▶ **What you need to do**
Which lines have the string "bottom"? Copy all of them from the entries below.

▶ **Stored records**
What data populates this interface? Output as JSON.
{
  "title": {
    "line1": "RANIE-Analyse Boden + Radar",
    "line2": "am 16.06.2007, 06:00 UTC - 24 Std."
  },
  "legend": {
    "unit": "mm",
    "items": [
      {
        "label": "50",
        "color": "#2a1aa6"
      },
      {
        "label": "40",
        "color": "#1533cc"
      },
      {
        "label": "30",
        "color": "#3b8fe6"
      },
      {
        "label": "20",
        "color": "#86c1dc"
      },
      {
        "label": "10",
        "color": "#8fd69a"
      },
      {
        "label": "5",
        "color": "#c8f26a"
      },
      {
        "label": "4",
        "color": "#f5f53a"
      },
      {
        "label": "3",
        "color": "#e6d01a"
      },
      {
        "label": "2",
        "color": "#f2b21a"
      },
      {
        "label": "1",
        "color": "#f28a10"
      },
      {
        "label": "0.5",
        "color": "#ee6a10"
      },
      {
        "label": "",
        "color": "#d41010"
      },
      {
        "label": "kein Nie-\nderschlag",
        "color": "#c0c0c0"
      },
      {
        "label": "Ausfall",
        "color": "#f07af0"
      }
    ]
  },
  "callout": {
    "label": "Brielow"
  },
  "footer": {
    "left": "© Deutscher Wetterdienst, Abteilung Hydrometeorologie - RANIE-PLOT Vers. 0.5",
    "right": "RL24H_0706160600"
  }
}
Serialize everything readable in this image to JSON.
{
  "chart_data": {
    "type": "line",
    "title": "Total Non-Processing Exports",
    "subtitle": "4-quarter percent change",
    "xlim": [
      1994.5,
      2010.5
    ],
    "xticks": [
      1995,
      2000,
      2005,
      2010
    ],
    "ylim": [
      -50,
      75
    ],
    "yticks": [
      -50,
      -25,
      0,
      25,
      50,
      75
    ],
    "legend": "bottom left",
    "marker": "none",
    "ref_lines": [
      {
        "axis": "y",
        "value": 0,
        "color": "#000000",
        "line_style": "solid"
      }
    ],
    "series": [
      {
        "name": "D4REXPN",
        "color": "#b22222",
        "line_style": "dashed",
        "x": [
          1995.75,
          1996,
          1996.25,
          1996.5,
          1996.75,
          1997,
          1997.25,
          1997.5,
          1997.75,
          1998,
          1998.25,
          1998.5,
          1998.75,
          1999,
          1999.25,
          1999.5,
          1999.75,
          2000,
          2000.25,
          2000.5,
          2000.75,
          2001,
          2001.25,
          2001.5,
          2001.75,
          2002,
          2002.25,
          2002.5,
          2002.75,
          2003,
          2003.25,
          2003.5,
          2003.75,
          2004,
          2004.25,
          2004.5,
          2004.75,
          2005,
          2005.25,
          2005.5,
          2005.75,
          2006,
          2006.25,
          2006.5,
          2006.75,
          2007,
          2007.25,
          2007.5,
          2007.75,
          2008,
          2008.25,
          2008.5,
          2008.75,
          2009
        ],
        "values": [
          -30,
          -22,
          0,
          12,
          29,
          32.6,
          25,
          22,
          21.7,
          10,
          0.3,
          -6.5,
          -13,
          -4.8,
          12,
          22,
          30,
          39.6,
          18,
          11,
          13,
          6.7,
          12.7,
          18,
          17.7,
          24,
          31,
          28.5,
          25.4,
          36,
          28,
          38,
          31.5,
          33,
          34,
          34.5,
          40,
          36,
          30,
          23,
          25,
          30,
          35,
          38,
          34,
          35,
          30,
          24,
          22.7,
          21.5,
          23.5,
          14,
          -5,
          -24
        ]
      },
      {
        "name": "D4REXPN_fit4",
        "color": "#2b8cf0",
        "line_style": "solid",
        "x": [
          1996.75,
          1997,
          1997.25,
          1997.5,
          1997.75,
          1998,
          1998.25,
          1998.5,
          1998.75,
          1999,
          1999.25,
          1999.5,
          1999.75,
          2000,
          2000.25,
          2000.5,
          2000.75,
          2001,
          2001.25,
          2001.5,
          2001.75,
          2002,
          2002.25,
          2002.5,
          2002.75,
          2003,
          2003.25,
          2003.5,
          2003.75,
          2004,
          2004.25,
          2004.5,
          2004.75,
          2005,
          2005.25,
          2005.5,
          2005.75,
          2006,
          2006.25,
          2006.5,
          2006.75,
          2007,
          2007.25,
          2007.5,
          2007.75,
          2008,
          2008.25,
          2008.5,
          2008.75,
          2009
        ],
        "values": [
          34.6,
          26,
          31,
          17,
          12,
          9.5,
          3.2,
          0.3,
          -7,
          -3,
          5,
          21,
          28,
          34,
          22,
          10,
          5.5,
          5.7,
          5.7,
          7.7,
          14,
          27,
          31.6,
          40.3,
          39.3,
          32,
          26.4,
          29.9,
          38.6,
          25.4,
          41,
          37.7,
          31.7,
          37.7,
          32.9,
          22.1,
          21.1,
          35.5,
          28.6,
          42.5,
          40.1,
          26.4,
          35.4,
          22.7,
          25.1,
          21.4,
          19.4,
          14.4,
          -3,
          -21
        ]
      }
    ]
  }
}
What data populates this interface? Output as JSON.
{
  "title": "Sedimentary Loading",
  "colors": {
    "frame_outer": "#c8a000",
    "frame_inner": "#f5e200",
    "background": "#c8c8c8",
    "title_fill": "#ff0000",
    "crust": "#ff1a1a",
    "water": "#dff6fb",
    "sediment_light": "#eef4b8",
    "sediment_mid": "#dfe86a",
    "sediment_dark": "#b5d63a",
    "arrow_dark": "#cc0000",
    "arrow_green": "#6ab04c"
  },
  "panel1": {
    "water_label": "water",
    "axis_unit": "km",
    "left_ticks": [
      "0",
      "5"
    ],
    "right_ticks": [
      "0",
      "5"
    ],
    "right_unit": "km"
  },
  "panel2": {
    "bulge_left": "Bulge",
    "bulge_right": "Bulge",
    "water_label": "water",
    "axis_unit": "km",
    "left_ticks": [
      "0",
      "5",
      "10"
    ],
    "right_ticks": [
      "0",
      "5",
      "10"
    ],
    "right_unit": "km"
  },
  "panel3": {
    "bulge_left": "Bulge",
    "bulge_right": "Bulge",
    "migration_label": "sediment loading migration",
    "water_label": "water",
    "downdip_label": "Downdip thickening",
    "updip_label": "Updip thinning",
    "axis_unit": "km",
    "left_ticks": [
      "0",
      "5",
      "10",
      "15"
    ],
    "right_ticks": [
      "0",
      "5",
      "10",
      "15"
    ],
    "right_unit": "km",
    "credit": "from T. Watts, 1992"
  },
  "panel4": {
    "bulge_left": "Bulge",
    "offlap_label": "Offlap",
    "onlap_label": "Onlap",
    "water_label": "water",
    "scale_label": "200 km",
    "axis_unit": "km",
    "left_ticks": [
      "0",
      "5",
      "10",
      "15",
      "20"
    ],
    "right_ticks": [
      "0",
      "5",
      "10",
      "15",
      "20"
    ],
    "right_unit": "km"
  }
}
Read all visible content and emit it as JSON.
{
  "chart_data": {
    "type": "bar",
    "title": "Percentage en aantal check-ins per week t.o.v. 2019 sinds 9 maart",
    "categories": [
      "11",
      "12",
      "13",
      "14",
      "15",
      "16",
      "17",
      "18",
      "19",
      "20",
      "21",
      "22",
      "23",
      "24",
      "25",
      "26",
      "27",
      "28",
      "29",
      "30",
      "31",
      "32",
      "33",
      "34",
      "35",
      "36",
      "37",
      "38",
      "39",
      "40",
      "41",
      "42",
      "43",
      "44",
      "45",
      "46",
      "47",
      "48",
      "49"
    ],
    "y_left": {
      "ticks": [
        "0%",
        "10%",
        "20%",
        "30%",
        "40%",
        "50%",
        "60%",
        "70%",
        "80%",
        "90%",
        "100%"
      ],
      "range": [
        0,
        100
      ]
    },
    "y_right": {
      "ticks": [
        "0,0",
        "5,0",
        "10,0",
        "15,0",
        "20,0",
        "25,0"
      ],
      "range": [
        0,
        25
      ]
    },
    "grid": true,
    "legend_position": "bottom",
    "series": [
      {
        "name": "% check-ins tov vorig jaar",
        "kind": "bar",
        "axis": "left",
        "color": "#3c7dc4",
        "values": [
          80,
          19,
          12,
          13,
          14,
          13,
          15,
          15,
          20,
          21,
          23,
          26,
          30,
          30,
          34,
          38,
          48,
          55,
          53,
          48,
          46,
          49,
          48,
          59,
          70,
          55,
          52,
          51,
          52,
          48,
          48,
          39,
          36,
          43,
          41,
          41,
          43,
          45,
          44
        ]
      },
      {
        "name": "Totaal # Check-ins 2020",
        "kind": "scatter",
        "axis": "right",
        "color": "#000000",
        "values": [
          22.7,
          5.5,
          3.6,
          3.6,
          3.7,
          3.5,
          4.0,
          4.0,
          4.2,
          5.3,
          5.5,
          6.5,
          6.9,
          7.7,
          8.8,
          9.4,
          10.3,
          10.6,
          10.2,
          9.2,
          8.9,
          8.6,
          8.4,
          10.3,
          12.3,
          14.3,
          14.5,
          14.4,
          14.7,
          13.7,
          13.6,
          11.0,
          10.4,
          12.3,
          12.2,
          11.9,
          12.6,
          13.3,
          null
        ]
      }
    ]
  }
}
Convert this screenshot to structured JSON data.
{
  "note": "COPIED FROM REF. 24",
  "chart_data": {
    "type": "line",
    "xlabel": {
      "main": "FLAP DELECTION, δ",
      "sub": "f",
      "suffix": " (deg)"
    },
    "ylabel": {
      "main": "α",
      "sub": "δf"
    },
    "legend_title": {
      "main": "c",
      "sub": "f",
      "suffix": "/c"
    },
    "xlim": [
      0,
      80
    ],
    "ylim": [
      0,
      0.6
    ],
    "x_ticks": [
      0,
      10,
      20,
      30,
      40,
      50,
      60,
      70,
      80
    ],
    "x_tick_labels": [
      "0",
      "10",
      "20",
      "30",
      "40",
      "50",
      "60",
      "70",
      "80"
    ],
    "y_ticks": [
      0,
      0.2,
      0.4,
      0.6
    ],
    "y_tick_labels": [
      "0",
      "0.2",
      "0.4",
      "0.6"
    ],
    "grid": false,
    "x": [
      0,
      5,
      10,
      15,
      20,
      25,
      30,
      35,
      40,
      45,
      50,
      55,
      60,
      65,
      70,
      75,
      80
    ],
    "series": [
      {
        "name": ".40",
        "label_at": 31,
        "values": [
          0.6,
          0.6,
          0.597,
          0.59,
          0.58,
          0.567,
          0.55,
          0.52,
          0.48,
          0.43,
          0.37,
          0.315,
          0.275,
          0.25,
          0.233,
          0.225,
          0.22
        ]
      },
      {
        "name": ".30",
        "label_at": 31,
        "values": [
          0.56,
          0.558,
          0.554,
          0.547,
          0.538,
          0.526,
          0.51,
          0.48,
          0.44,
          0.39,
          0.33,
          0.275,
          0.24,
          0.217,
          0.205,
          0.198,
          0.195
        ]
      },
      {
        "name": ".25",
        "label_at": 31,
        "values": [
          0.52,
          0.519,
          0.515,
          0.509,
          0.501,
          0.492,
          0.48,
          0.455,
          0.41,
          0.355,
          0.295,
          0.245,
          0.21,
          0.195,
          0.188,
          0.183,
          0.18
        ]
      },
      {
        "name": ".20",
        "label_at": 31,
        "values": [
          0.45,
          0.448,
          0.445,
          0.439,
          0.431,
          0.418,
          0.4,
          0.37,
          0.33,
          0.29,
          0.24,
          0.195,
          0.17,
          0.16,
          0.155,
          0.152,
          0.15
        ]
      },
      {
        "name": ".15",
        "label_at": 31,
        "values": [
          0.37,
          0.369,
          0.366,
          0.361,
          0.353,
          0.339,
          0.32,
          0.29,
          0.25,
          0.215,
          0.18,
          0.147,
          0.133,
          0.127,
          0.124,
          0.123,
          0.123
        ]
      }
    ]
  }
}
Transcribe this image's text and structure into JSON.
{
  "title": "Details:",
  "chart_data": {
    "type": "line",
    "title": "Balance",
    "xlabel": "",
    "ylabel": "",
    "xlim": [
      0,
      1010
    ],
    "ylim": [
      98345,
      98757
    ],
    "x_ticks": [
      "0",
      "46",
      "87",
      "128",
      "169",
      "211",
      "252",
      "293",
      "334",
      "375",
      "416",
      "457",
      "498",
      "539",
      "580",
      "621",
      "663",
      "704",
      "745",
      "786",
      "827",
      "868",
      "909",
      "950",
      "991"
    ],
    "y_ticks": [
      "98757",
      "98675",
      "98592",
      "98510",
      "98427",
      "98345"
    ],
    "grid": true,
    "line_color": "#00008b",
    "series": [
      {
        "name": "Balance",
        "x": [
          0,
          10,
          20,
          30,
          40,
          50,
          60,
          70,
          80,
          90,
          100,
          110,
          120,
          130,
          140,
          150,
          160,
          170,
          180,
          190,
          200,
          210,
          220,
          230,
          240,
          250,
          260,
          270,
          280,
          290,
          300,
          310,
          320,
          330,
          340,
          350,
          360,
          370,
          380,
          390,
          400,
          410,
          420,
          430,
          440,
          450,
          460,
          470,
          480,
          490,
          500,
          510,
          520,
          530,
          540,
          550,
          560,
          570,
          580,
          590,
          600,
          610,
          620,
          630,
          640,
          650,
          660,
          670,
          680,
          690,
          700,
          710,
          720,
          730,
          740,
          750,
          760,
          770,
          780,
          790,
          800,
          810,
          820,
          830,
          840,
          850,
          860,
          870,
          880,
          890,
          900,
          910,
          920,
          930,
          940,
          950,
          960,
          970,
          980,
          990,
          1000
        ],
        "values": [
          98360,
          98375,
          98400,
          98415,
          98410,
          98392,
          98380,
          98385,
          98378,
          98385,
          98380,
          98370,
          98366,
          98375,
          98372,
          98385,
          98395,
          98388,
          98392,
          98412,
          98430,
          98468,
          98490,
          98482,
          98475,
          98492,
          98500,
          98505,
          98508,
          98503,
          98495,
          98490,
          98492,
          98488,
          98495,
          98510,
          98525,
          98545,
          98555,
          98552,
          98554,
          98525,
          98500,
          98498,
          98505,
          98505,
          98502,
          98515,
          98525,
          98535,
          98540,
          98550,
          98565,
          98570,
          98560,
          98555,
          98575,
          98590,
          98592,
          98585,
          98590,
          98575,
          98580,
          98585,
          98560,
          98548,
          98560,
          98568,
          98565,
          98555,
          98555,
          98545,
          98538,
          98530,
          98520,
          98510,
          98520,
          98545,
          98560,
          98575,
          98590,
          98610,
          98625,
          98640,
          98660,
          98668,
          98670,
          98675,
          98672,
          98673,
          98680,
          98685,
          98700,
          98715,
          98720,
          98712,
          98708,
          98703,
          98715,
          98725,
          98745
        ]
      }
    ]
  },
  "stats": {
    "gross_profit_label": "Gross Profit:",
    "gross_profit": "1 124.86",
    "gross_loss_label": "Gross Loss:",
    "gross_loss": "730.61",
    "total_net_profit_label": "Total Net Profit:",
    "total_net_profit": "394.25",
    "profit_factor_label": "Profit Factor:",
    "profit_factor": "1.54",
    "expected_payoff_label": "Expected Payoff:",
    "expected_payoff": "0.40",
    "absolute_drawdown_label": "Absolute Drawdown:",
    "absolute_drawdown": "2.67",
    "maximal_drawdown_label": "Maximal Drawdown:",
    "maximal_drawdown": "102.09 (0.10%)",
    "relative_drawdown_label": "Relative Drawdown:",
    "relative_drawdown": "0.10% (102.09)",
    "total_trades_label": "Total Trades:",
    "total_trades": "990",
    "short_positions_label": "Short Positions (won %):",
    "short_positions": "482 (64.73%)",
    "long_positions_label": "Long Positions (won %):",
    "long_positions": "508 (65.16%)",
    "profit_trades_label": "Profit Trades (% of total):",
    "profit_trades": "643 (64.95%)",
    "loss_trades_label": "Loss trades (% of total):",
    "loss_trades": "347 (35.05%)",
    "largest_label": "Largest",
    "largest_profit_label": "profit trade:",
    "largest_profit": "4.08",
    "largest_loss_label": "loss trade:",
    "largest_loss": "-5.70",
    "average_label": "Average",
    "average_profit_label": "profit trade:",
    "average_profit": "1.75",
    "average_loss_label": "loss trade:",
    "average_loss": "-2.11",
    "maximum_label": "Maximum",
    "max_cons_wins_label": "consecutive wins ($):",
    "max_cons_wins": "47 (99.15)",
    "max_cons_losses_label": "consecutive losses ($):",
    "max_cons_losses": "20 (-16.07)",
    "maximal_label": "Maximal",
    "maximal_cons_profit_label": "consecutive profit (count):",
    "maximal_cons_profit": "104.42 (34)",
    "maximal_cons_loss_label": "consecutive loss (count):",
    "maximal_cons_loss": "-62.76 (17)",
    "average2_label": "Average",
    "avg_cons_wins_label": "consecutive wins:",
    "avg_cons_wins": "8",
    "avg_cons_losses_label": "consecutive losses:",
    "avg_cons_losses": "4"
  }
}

▶ **Output of the task**
    "legend": "bottom left",
    "legend_position": "bottom",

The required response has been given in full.